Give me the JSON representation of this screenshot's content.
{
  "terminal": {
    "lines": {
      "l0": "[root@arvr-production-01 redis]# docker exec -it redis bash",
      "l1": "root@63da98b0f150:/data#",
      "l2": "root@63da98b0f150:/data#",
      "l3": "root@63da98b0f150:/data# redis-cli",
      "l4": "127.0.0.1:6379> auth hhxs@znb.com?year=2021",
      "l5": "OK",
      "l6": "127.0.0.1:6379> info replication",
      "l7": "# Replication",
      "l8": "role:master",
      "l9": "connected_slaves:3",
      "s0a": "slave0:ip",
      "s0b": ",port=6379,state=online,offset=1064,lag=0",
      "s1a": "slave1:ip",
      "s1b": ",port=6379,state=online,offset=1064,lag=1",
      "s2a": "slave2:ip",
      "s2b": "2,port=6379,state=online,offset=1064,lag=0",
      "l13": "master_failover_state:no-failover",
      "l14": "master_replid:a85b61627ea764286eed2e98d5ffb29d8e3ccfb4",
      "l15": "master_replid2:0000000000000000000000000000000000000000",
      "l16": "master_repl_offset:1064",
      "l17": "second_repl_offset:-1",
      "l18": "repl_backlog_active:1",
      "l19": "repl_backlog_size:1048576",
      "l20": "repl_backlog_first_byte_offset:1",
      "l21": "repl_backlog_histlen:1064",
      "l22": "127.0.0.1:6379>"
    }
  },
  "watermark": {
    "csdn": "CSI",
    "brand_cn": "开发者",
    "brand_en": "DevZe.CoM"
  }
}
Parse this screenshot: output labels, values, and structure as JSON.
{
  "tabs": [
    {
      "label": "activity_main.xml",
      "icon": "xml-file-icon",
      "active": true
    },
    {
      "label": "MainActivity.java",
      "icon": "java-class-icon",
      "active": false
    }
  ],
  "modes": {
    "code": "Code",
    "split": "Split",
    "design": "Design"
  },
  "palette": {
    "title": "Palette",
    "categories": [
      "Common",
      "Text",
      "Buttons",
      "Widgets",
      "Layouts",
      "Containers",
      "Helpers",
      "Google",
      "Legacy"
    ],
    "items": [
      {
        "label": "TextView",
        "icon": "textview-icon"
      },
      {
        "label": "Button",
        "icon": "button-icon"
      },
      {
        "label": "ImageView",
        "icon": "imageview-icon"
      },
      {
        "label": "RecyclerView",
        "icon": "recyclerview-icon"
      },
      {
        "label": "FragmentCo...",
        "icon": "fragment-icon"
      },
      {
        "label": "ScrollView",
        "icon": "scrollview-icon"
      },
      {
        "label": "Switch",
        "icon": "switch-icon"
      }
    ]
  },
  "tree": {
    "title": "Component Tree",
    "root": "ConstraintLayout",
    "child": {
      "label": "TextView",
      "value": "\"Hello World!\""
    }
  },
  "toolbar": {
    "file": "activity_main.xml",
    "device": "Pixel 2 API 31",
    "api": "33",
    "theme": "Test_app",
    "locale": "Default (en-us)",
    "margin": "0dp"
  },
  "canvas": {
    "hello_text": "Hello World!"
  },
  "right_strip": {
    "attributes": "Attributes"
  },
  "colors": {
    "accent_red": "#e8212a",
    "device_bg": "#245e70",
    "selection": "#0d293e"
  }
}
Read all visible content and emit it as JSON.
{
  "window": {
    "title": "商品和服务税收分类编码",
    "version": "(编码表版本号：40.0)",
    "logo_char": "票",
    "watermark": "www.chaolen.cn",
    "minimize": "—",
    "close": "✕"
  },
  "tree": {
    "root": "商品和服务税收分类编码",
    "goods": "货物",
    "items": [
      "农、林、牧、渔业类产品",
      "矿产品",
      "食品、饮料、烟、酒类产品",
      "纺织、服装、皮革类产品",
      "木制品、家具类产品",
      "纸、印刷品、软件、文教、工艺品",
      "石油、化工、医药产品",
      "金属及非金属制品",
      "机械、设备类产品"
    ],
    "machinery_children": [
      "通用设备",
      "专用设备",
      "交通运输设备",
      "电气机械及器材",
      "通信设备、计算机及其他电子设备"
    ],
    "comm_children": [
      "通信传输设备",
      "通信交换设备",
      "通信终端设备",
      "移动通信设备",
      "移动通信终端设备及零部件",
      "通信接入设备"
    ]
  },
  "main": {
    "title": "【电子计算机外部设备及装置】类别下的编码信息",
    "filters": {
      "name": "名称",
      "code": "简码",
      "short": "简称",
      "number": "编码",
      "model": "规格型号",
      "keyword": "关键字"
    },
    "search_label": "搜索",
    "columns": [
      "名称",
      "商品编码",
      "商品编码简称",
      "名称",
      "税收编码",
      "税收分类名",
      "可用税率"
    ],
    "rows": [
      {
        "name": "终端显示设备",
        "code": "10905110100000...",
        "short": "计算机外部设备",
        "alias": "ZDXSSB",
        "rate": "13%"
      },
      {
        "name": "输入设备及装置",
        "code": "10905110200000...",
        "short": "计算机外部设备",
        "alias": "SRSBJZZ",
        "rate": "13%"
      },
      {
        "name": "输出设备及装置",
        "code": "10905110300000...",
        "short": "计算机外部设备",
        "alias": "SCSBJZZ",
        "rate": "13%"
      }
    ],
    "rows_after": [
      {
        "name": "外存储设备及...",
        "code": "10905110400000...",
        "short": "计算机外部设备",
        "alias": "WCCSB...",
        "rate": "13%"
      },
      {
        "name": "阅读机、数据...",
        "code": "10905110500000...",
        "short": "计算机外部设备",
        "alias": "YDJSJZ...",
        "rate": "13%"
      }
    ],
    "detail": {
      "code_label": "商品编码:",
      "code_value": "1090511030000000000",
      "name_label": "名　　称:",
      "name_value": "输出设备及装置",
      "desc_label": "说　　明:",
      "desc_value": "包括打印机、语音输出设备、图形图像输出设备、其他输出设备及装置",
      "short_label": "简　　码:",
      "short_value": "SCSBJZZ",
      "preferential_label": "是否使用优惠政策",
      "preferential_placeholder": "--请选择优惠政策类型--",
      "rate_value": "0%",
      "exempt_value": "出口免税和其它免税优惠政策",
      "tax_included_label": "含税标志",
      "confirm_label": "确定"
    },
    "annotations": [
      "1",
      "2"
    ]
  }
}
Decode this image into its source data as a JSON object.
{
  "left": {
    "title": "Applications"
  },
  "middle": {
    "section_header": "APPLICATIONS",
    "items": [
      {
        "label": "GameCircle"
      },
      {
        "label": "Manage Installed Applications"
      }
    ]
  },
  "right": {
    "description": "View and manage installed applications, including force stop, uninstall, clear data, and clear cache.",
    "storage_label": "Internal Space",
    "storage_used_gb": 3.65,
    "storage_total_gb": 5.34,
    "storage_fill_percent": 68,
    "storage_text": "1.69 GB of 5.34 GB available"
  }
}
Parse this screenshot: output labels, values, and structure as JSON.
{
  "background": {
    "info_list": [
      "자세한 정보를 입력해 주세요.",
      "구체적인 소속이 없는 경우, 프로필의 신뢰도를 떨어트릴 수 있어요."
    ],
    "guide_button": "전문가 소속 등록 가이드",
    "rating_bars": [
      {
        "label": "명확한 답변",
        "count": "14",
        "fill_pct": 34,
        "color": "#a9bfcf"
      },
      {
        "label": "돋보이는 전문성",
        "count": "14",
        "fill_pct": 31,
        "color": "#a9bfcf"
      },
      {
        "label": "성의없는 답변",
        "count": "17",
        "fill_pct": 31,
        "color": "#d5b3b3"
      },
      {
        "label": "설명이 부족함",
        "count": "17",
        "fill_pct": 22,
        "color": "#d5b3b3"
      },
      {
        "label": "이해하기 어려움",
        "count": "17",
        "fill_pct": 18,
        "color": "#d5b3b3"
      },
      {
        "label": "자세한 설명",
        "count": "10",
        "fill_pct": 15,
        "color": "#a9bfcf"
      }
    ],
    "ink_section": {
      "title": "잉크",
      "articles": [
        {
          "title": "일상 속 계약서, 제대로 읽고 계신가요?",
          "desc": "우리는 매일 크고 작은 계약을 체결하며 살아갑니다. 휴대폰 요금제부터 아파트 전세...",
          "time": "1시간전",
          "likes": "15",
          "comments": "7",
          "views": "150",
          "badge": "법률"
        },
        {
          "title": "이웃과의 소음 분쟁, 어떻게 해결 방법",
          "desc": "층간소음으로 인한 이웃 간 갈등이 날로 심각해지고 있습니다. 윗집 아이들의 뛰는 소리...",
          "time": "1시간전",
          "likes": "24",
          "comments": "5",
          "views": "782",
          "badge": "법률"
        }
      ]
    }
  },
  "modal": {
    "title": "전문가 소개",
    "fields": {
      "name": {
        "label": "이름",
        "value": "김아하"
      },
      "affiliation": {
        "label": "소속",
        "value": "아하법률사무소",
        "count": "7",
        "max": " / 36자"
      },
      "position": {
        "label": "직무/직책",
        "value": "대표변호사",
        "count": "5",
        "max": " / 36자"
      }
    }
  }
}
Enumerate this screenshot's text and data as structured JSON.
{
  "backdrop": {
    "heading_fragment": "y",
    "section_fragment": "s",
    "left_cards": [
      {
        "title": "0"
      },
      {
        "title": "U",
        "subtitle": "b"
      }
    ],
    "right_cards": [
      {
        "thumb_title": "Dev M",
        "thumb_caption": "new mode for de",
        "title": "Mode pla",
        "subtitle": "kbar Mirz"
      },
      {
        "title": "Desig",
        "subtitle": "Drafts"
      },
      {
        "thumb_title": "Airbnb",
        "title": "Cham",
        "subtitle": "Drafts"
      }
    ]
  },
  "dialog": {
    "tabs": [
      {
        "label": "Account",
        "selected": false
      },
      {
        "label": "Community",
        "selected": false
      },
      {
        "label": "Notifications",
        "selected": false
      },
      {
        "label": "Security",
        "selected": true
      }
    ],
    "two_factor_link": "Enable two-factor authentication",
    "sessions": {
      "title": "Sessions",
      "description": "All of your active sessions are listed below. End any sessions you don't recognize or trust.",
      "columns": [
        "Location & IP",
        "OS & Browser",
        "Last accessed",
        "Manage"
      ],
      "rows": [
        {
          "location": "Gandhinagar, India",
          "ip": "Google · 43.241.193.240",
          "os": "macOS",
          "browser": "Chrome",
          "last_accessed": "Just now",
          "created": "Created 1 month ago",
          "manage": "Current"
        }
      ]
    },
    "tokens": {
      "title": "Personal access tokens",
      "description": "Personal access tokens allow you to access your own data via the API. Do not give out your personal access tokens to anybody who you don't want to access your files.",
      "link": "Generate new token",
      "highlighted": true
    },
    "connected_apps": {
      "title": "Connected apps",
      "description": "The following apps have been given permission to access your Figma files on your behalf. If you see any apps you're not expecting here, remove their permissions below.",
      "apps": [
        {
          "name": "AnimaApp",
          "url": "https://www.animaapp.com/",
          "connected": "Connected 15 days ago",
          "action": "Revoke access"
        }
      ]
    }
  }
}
# # # #
Look through the entries above. Extract each line with the word "description".

_Finished exercise_.
    "description": "View and manage installed applications, including force stop, uninstall, clear data, and clear cache.",
      "description": "All of your active sessions are listed below. End any sessions you don't recognize or trust.",
      "description": "Personal access tokens allow you to access your own data via the API. Do not give out your personal access tokens to anybody who you don't want to access your files.",
      "description": "The following apps have been given permission to access your Figma files on your behalf. If you see any apps you're not expecting here, remove their permissions below.",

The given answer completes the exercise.